Exercise:
Leave out every picture, then transcribe the rest of the listing exactly.

Records that describe figures:
______

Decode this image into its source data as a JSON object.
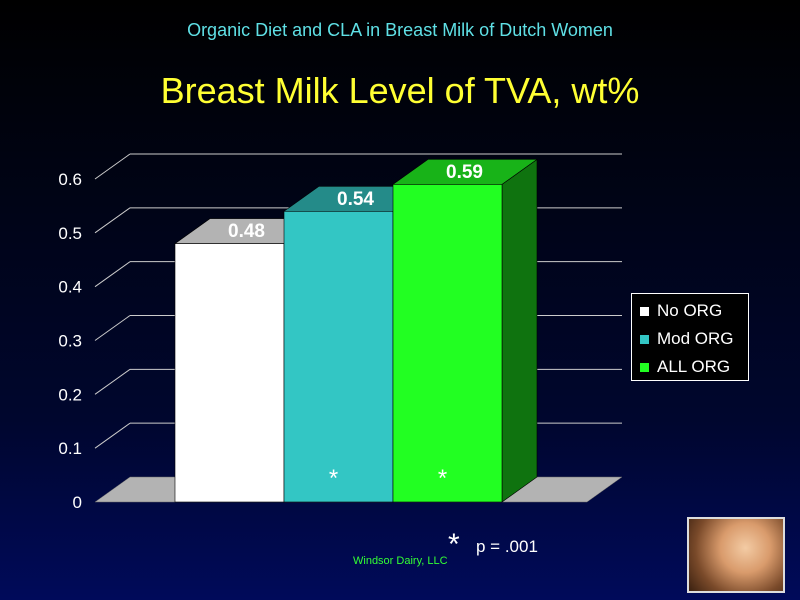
{
  "header": {
    "subtitle": "Organic Diet and CLA in Breast Milk of Dutch Women",
    "title": "Breast Milk Level of TVA, wt%"
  },
  "chart_data": {
    "type": "bar",
    "style": "3d",
    "categories": [
      "No ORG",
      "Mod ORG",
      "ALL ORG"
    ],
    "values": [
      0.48,
      0.54,
      0.59
    ],
    "data_labels": [
      "0.48",
      "0.54",
      "0.59"
    ],
    "colors": [
      "#ffffff",
      "#33c6c4",
      "#22ff22"
    ],
    "significance_markers": [
      "",
      "*",
      "*"
    ],
    "y_ticks": [
      "0",
      "0.1",
      "0.2",
      "0.3",
      "0.4",
      "0.5",
      "0.6"
    ],
    "ylim": [
      0,
      0.6
    ],
    "grid": true,
    "legend_position": "right",
    "title": "Breast Milk Level of TVA, wt%"
  },
  "legend": {
    "items": [
      {
        "label": "No ORG",
        "color": "#ffffff"
      },
      {
        "label": "Mod ORG",
        "color": "#33c6c4"
      },
      {
        "label": "ALL ORG",
        "color": "#22ff22"
      }
    ]
  },
  "footnote": {
    "marker": "*",
    "text": "p = .001"
  },
  "credit": "Windsor Dairy, LLC"
}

______

Exercise output:
Decode this image into its source data as a JSON object.
{
  "header": {
    "subtitle": "Organic Diet and CLA in Breast Milk of Dutch Women",
    "title": "Breast Milk Level of TVA, wt%"
  },
  "chart_data": {
    "type": "bar",
    "style": "3d",
    "categories": [
      "No ORG",
      "Mod ORG",
      "ALL ORG"
    ],
    "values": [
      0.48,
      0.54,
      0.59
    ],
    "data_labels": [
      "0.48",
      "0.54",
      "0.59"
    ],
    "colors": [
      "#ffffff",
      "#33c6c4",
      "#22ff22"
    ],
    "significance_markers": [
      "",
      "*",
      "*"
    ],
    "y_ticks": [
      "0",
      "0.1",
      "0.2",
      "0.3",
      "0.4",
      "0.5",
      "0.6"
    ],
    "ylim": [
      0,
      0.6
    ],
    "grid": true,
    "legend_position": "right",
    "title": "Breast Milk Level of TVA, wt%"
  },
  "legend": {
    "items": [
      {
        "label": "No ORG",
        "color": "#ffffff"
      },
      {
        "label": "Mod ORG",
        "color": "#33c6c4"
      },
      {
        "label": "ALL ORG",
        "color": "#22ff22"
      }
    ]
  },
  "footnote": {
    "marker": "*",
    "text": "p = .001"
  },
  "credit": "Windsor Dairy, LLC"
}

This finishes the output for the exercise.